• WRITTEN INSTRUCTION: Faithfully return all lines, omitting every embedded picture.

• DATASET EXCERPTS:
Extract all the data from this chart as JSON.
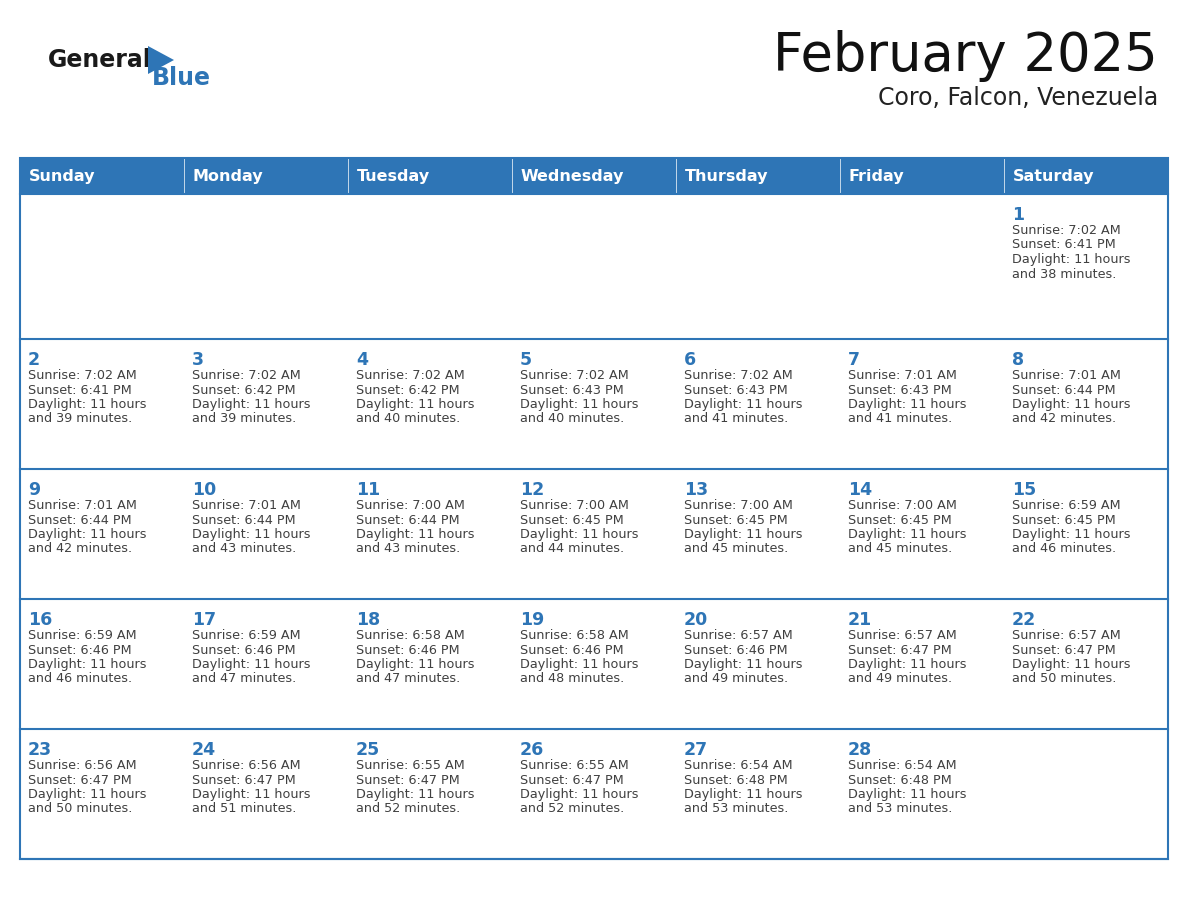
{
  "title": "February 2025",
  "subtitle": "Coro, Falcon, Venezuela",
  "header_color": "#2e75b6",
  "header_text_color": "#ffffff",
  "cell_bg_color": "#ffffff",
  "border_color": "#2e75b6",
  "text_color": "#404040",
  "day_number_color": "#2e75b6",
  "logo_color": "#2e75b6",
  "logo_black": "#1a1a1a",
  "days_of_week": [
    "Sunday",
    "Monday",
    "Tuesday",
    "Wednesday",
    "Thursday",
    "Friday",
    "Saturday"
  ],
  "weeks": [
    [
      {
        "day": null,
        "sunrise": null,
        "sunset": null,
        "daylight": null
      },
      {
        "day": null,
        "sunrise": null,
        "sunset": null,
        "daylight": null
      },
      {
        "day": null,
        "sunrise": null,
        "sunset": null,
        "daylight": null
      },
      {
        "day": null,
        "sunrise": null,
        "sunset": null,
        "daylight": null
      },
      {
        "day": null,
        "sunrise": null,
        "sunset": null,
        "daylight": null
      },
      {
        "day": null,
        "sunrise": null,
        "sunset": null,
        "daylight": null
      },
      {
        "day": 1,
        "sunrise": "7:02 AM",
        "sunset": "6:41 PM",
        "daylight": "11 hours and 38 minutes"
      }
    ],
    [
      {
        "day": 2,
        "sunrise": "7:02 AM",
        "sunset": "6:41 PM",
        "daylight": "11 hours and 39 minutes"
      },
      {
        "day": 3,
        "sunrise": "7:02 AM",
        "sunset": "6:42 PM",
        "daylight": "11 hours and 39 minutes"
      },
      {
        "day": 4,
        "sunrise": "7:02 AM",
        "sunset": "6:42 PM",
        "daylight": "11 hours and 40 minutes"
      },
      {
        "day": 5,
        "sunrise": "7:02 AM",
        "sunset": "6:43 PM",
        "daylight": "11 hours and 40 minutes"
      },
      {
        "day": 6,
        "sunrise": "7:02 AM",
        "sunset": "6:43 PM",
        "daylight": "11 hours and 41 minutes"
      },
      {
        "day": 7,
        "sunrise": "7:01 AM",
        "sunset": "6:43 PM",
        "daylight": "11 hours and 41 minutes"
      },
      {
        "day": 8,
        "sunrise": "7:01 AM",
        "sunset": "6:44 PM",
        "daylight": "11 hours and 42 minutes"
      }
    ],
    [
      {
        "day": 9,
        "sunrise": "7:01 AM",
        "sunset": "6:44 PM",
        "daylight": "11 hours and 42 minutes"
      },
      {
        "day": 10,
        "sunrise": "7:01 AM",
        "sunset": "6:44 PM",
        "daylight": "11 hours and 43 minutes"
      },
      {
        "day": 11,
        "sunrise": "7:00 AM",
        "sunset": "6:44 PM",
        "daylight": "11 hours and 43 minutes"
      },
      {
        "day": 12,
        "sunrise": "7:00 AM",
        "sunset": "6:45 PM",
        "daylight": "11 hours and 44 minutes"
      },
      {
        "day": 13,
        "sunrise": "7:00 AM",
        "sunset": "6:45 PM",
        "daylight": "11 hours and 45 minutes"
      },
      {
        "day": 14,
        "sunrise": "7:00 AM",
        "sunset": "6:45 PM",
        "daylight": "11 hours and 45 minutes"
      },
      {
        "day": 15,
        "sunrise": "6:59 AM",
        "sunset": "6:45 PM",
        "daylight": "11 hours and 46 minutes"
      }
    ],
    [
      {
        "day": 16,
        "sunrise": "6:59 AM",
        "sunset": "6:46 PM",
        "daylight": "11 hours and 46 minutes"
      },
      {
        "day": 17,
        "sunrise": "6:59 AM",
        "sunset": "6:46 PM",
        "daylight": "11 hours and 47 minutes"
      },
      {
        "day": 18,
        "sunrise": "6:58 AM",
        "sunset": "6:46 PM",
        "daylight": "11 hours and 47 minutes"
      },
      {
        "day": 19,
        "sunrise": "6:58 AM",
        "sunset": "6:46 PM",
        "daylight": "11 hours and 48 minutes"
      },
      {
        "day": 20,
        "sunrise": "6:57 AM",
        "sunset": "6:46 PM",
        "daylight": "11 hours and 49 minutes"
      },
      {
        "day": 21,
        "sunrise": "6:57 AM",
        "sunset": "6:47 PM",
        "daylight": "11 hours and 49 minutes"
      },
      {
        "day": 22,
        "sunrise": "6:57 AM",
        "sunset": "6:47 PM",
        "daylight": "11 hours and 50 minutes"
      }
    ],
    [
      {
        "day": 23,
        "sunrise": "6:56 AM",
        "sunset": "6:47 PM",
        "daylight": "11 hours and 50 minutes"
      },
      {
        "day": 24,
        "sunrise": "6:56 AM",
        "sunset": "6:47 PM",
        "daylight": "11 hours and 51 minutes"
      },
      {
        "day": 25,
        "sunrise": "6:55 AM",
        "sunset": "6:47 PM",
        "daylight": "11 hours and 52 minutes"
      },
      {
        "day": 26,
        "sunrise": "6:55 AM",
        "sunset": "6:47 PM",
        "daylight": "11 hours and 52 minutes"
      },
      {
        "day": 27,
        "sunrise": "6:54 AM",
        "sunset": "6:48 PM",
        "daylight": "11 hours and 53 minutes"
      },
      {
        "day": 28,
        "sunrise": "6:54 AM",
        "sunset": "6:48 PM",
        "daylight": "11 hours and 53 minutes"
      },
      {
        "day": null,
        "sunrise": null,
        "sunset": null,
        "daylight": null
      }
    ]
  ]
}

• TASK SOLUTION:
Extract all the data from this chart as JSON.
{
  "title": "February 2025",
  "subtitle": "Coro, Falcon, Venezuela",
  "header_color": "#2e75b6",
  "header_text_color": "#ffffff",
  "cell_bg_color": "#ffffff",
  "border_color": "#2e75b6",
  "text_color": "#404040",
  "day_number_color": "#2e75b6",
  "logo_color": "#2e75b6",
  "logo_black": "#1a1a1a",
  "days_of_week": [
    "Sunday",
    "Monday",
    "Tuesday",
    "Wednesday",
    "Thursday",
    "Friday",
    "Saturday"
  ],
  "weeks": [
    [
      {
        "day": null,
        "sunrise": null,
        "sunset": null,
        "daylight": null
      },
      {
        "day": null,
        "sunrise": null,
        "sunset": null,
        "daylight": null
      },
      {
        "day": null,
        "sunrise": null,
        "sunset": null,
        "daylight": null
      },
      {
        "day": null,
        "sunrise": null,
        "sunset": null,
        "daylight": null
      },
      {
        "day": null,
        "sunrise": null,
        "sunset": null,
        "daylight": null
      },
      {
        "day": null,
        "sunrise": null,
        "sunset": null,
        "daylight": null
      },
      {
        "day": 1,
        "sunrise": "7:02 AM",
        "sunset": "6:41 PM",
        "daylight": "11 hours and 38 minutes"
      }
    ],
    [
      {
        "day": 2,
        "sunrise": "7:02 AM",
        "sunset": "6:41 PM",
        "daylight": "11 hours and 39 minutes"
      },
      {
        "day": 3,
        "sunrise": "7:02 AM",
        "sunset": "6:42 PM",
        "daylight": "11 hours and 39 minutes"
      },
      {
        "day": 4,
        "sunrise": "7:02 AM",
        "sunset": "6:42 PM",
        "daylight": "11 hours and 40 minutes"
      },
      {
        "day": 5,
        "sunrise": "7:02 AM",
        "sunset": "6:43 PM",
        "daylight": "11 hours and 40 minutes"
      },
      {
        "day": 6,
        "sunrise": "7:02 AM",
        "sunset": "6:43 PM",
        "daylight": "11 hours and 41 minutes"
      },
      {
        "day": 7,
        "sunrise": "7:01 AM",
        "sunset": "6:43 PM",
        "daylight": "11 hours and 41 minutes"
      },
      {
        "day": 8,
        "sunrise": "7:01 AM",
        "sunset": "6:44 PM",
        "daylight": "11 hours and 42 minutes"
      }
    ],
    [
      {
        "day": 9,
        "sunrise": "7:01 AM",
        "sunset": "6:44 PM",
        "daylight": "11 hours and 42 minutes"
      },
      {
        "day": 10,
        "sunrise": "7:01 AM",
        "sunset": "6:44 PM",
        "daylight": "11 hours and 43 minutes"
      },
      {
        "day": 11,
        "sunrise": "7:00 AM",
        "sunset": "6:44 PM",
        "daylight": "11 hours and 43 minutes"
      },
      {
        "day": 12,
        "sunrise": "7:00 AM",
        "sunset": "6:45 PM",
        "daylight": "11 hours and 44 minutes"
      },
      {
        "day": 13,
        "sunrise": "7:00 AM",
        "sunset": "6:45 PM",
        "daylight": "11 hours and 45 minutes"
      },
      {
        "day": 14,
        "sunrise": "7:00 AM",
        "sunset": "6:45 PM",
        "daylight": "11 hours and 45 minutes"
      },
      {
        "day": 15,
        "sunrise": "6:59 AM",
        "sunset": "6:45 PM",
        "daylight": "11 hours and 46 minutes"
      }
    ],
    [
      {
        "day": 16,
        "sunrise": "6:59 AM",
        "sunset": "6:46 PM",
        "daylight": "11 hours and 46 minutes"
      },
      {
        "day": 17,
        "sunrise": "6:59 AM",
        "sunset": "6:46 PM",
        "daylight": "11 hours and 47 minutes"
      },
      {
        "day": 18,
        "sunrise": "6:58 AM",
        "sunset": "6:46 PM",
        "daylight": "11 hours and 47 minutes"
      },
      {
        "day": 19,
        "sunrise": "6:58 AM",
        "sunset": "6:46 PM",
        "daylight": "11 hours and 48 minutes"
      },
      {
        "day": 20,
        "sunrise": "6:57 AM",
        "sunset": "6:46 PM",
        "daylight": "11 hours and 49 minutes"
      },
      {
        "day": 21,
        "sunrise": "6:57 AM",
        "sunset": "6:47 PM",
        "daylight": "11 hours and 49 minutes"
      },
      {
        "day": 22,
        "sunrise": "6:57 AM",
        "sunset": "6:47 PM",
        "daylight": "11 hours and 50 minutes"
      }
    ],
    [
      {
        "day": 23,
        "sunrise": "6:56 AM",
        "sunset": "6:47 PM",
        "daylight": "11 hours and 50 minutes"
      },
      {
        "day": 24,
        "sunrise": "6:56 AM",
        "sunset": "6:47 PM",
        "daylight": "11 hours and 51 minutes"
      },
      {
        "day": 25,
        "sunrise": "6:55 AM",
        "sunset": "6:47 PM",
        "daylight": "11 hours and 52 minutes"
      },
      {
        "day": 26,
        "sunrise": "6:55 AM",
        "sunset": "6:47 PM",
        "daylight": "11 hours and 52 minutes"
      },
      {
        "day": 27,
        "sunrise": "6:54 AM",
        "sunset": "6:48 PM",
        "daylight": "11 hours and 53 minutes"
      },
      {
        "day": 28,
        "sunrise": "6:54 AM",
        "sunset": "6:48 PM",
        "daylight": "11 hours and 53 minutes"
      },
      {
        "day": null,
        "sunrise": null,
        "sunset": null,
        "daylight": null
      }
    ]
  ]
}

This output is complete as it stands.